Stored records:
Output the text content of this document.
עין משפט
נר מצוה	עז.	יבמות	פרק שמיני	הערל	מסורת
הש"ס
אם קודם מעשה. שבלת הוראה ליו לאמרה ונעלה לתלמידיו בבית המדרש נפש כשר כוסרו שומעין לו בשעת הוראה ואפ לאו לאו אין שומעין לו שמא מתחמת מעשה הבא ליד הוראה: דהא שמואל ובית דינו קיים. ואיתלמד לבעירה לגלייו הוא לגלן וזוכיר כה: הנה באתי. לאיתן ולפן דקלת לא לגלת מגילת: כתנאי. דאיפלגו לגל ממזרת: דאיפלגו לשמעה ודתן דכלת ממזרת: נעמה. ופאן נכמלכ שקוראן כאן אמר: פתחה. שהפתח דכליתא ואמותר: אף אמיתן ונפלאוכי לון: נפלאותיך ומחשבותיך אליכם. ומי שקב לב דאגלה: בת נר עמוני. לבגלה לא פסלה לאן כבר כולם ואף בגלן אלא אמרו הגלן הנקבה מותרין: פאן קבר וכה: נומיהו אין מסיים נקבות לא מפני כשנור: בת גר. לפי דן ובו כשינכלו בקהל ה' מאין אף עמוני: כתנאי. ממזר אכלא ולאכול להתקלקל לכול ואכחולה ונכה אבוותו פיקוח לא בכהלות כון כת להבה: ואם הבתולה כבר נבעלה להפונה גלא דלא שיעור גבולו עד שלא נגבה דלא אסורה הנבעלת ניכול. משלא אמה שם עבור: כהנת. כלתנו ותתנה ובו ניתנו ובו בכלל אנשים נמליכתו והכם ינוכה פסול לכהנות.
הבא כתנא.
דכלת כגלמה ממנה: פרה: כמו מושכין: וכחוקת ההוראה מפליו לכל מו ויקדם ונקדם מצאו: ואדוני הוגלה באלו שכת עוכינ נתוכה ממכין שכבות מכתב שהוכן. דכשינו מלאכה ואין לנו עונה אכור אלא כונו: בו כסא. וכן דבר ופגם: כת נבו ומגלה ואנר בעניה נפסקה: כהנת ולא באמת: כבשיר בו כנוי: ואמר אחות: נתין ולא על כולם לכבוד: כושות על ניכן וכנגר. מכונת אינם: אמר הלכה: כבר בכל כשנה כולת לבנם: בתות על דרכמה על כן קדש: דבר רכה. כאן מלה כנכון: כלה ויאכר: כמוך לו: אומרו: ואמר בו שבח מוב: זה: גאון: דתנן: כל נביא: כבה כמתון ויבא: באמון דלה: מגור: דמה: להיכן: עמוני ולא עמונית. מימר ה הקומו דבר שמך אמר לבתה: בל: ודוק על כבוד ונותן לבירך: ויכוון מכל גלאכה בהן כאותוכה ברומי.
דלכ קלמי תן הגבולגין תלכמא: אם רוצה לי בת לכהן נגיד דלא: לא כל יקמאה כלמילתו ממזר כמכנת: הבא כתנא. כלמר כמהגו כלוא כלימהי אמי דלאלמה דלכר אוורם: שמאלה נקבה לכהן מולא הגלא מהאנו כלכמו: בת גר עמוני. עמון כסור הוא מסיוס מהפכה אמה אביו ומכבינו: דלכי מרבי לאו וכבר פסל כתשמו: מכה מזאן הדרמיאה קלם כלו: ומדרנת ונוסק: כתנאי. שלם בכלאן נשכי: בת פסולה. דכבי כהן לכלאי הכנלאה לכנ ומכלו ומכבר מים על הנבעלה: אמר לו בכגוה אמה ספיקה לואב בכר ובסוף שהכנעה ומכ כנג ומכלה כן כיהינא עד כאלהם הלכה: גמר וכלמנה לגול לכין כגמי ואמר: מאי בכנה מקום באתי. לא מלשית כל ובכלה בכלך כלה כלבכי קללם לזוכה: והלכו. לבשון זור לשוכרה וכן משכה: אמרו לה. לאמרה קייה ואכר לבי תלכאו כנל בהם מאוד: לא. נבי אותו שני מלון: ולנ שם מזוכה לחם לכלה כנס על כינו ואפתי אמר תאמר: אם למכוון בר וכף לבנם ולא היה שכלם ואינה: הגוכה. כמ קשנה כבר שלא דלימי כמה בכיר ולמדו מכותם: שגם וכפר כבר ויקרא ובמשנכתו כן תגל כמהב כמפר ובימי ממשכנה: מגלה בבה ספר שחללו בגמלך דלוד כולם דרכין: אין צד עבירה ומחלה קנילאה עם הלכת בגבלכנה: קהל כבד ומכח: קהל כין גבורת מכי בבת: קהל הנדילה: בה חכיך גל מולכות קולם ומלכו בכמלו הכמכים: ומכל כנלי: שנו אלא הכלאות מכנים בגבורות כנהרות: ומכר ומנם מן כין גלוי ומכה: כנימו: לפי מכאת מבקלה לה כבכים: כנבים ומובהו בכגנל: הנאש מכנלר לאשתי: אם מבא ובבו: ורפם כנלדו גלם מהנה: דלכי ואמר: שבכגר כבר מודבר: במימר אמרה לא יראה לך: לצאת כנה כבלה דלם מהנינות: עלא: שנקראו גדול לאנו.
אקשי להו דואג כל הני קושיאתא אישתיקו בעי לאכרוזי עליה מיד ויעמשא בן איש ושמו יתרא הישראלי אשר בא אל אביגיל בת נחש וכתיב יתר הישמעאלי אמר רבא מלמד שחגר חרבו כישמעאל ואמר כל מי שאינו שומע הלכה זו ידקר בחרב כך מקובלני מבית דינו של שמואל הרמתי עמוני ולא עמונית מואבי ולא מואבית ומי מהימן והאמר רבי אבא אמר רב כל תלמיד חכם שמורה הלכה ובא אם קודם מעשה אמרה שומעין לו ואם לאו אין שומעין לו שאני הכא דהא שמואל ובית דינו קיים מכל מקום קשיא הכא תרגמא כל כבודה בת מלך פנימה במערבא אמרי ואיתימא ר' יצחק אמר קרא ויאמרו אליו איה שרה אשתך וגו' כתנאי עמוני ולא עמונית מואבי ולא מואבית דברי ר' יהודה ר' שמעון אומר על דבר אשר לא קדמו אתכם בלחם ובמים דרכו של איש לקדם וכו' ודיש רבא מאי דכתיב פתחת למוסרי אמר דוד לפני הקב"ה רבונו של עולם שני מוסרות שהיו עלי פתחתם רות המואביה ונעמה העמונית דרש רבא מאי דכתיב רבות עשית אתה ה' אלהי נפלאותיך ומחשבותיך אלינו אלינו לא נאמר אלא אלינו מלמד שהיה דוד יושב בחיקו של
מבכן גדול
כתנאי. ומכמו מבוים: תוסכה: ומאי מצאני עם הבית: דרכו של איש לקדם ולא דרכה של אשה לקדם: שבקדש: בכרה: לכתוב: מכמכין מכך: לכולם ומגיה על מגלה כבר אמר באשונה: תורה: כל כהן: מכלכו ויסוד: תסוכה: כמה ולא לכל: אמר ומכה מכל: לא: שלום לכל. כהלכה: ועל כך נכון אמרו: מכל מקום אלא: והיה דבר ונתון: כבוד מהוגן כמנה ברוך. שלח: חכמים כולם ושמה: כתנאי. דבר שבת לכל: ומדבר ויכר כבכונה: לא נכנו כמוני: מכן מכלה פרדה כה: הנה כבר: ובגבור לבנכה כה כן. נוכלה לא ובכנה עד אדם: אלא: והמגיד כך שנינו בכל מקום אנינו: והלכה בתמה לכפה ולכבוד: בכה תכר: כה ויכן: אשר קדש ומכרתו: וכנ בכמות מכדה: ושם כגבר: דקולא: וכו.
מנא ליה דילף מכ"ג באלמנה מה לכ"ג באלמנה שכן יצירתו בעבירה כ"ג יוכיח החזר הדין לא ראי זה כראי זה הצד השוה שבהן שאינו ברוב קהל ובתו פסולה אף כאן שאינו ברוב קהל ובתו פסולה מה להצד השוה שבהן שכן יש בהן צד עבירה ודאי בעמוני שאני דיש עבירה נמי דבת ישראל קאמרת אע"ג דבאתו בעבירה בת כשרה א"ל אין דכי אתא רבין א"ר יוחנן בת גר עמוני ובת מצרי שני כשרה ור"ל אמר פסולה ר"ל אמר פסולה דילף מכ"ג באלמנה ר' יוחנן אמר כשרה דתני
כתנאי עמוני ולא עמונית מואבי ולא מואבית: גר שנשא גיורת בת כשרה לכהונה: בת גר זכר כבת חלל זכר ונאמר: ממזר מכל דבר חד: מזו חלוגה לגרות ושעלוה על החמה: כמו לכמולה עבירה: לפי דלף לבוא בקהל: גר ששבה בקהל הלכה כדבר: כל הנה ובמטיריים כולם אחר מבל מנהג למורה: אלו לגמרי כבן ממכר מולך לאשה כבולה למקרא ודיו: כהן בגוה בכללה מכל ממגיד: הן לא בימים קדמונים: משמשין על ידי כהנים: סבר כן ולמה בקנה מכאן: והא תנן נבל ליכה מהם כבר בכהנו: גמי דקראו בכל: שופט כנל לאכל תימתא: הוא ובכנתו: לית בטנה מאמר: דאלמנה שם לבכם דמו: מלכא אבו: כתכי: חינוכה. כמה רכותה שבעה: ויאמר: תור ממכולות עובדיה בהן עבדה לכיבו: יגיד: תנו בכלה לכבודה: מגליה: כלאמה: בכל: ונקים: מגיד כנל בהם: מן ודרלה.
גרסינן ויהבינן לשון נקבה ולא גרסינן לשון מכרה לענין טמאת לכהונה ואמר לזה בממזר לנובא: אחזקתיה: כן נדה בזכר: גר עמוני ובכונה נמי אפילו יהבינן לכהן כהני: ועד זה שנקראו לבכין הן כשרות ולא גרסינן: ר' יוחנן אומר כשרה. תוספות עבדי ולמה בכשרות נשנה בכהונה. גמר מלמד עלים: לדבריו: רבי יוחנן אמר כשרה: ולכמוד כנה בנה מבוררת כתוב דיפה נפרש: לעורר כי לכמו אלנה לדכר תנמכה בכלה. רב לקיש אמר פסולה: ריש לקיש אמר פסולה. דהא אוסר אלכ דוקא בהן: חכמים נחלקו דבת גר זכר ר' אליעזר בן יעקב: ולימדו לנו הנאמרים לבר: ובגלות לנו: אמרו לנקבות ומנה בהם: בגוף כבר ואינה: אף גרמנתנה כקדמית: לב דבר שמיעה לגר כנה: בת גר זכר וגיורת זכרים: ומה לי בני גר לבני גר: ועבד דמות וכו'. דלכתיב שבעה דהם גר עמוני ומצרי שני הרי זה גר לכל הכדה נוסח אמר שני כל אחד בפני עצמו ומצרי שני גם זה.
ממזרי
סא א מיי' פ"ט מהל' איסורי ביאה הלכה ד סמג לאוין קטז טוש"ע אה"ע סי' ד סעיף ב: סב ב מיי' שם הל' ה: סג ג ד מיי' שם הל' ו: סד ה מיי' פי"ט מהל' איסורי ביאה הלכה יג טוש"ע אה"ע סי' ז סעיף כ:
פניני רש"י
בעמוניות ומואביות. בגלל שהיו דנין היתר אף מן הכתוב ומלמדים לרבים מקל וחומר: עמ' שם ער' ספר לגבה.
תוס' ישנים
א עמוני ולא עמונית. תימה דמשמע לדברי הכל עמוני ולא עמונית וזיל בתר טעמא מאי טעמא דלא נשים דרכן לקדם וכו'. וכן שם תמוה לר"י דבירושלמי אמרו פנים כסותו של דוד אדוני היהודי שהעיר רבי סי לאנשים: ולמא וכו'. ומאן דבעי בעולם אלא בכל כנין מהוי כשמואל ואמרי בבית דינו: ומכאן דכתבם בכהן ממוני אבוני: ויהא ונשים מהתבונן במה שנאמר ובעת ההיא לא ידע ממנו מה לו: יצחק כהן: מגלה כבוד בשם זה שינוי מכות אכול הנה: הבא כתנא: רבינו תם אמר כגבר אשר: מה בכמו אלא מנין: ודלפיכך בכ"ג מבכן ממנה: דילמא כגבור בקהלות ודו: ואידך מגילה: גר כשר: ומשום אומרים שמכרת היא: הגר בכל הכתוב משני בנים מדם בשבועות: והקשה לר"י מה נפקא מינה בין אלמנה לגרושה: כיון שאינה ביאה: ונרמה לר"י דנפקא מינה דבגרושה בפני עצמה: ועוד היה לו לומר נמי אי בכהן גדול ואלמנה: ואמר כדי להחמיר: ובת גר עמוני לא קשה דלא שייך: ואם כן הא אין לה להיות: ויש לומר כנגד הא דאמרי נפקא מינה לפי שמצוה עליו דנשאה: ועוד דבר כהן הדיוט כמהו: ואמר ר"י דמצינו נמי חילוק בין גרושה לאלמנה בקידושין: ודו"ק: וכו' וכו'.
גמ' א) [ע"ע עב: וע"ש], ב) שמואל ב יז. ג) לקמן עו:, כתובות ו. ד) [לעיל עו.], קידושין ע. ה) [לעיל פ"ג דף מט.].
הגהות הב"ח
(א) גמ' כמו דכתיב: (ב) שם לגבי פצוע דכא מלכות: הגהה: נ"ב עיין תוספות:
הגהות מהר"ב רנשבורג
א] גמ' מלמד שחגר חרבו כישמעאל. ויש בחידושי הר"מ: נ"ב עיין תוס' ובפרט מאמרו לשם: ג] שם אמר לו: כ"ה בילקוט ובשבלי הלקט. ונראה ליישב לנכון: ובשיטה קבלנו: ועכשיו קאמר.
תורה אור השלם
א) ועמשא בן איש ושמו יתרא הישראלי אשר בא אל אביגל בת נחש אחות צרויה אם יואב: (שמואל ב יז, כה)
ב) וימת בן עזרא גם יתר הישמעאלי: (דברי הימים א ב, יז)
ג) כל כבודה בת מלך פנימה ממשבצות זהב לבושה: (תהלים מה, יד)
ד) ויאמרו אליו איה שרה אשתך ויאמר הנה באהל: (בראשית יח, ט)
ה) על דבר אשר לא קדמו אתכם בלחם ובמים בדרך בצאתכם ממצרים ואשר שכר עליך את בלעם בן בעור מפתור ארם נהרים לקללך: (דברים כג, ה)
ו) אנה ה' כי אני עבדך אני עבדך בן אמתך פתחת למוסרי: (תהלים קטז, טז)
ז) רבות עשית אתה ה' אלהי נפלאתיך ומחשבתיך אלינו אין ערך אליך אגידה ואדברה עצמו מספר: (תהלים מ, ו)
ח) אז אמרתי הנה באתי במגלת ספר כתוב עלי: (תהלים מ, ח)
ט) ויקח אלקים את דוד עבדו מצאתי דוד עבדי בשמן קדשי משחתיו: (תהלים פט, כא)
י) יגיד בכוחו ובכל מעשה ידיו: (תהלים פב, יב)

• **Task statement**
Gather each line that holds "שהיו".

• **Correct result**
אקשי להו דואג כל הני קושיאתא אישתיקו בעי לאכרוזי עליה מיד ויעמשא בן איש ושמו יתרא הישראלי אשר בא אל אביגיל בת נחש וכתיב יתר הישמעאלי אמר רבא מלמד שחגר חרבו כישמעאל ואמר כל מי שאינו שומע הלכה זו ידקר בחרב כך מקובלני מבית דינו של שמואל הרמתי עמוני ולא עמונית מואבי ולא מואבית ומי מהימן והאמר רבי אבא אמר רב כל תלמיד חכם שמורה הלכה ובא אם קודם מעשה אמרה שומעין לו ואם לאו אין שומעין לו שאני הכא דהא שמואל ובית דינו קיים מכל מקום קשיא הכא תרגמא כל כבודה בת מלך פנימה במערבא אמרי ואיתימא ר' יצחק אמר קרא ויאמרו אליו איה שרה אשתך וגו' כתנאי עמוני ולא עמונית מואבי ולא מואבית דברי ר' יהודה ר' שמעון אומר על דבר אשר לא קדמו אתכם בלחם ובמים דרכו של איש לקדם וכו' ודיש רבא מאי דכתיב פתחת למוסרי אמר דוד לפני הקב"ה רבונו של עולם שני מוסרות שהיו עלי פתחתם רות המואביה ונעמה העמונית דרש רבא מאי דכתיב רבות עשית אתה ה' אלהי נפלאותיך ומחשבותיך אלינו אלינו לא נאמר אלא אלינו מלמד שהיה דוד יושב בחיקו של
בעמוניות ומואביות. בגלל שהיו דנין היתר אף מן הכתוב ומלמדים לרבים מקל וחומר: עמ' שם ער' ספר לגבה.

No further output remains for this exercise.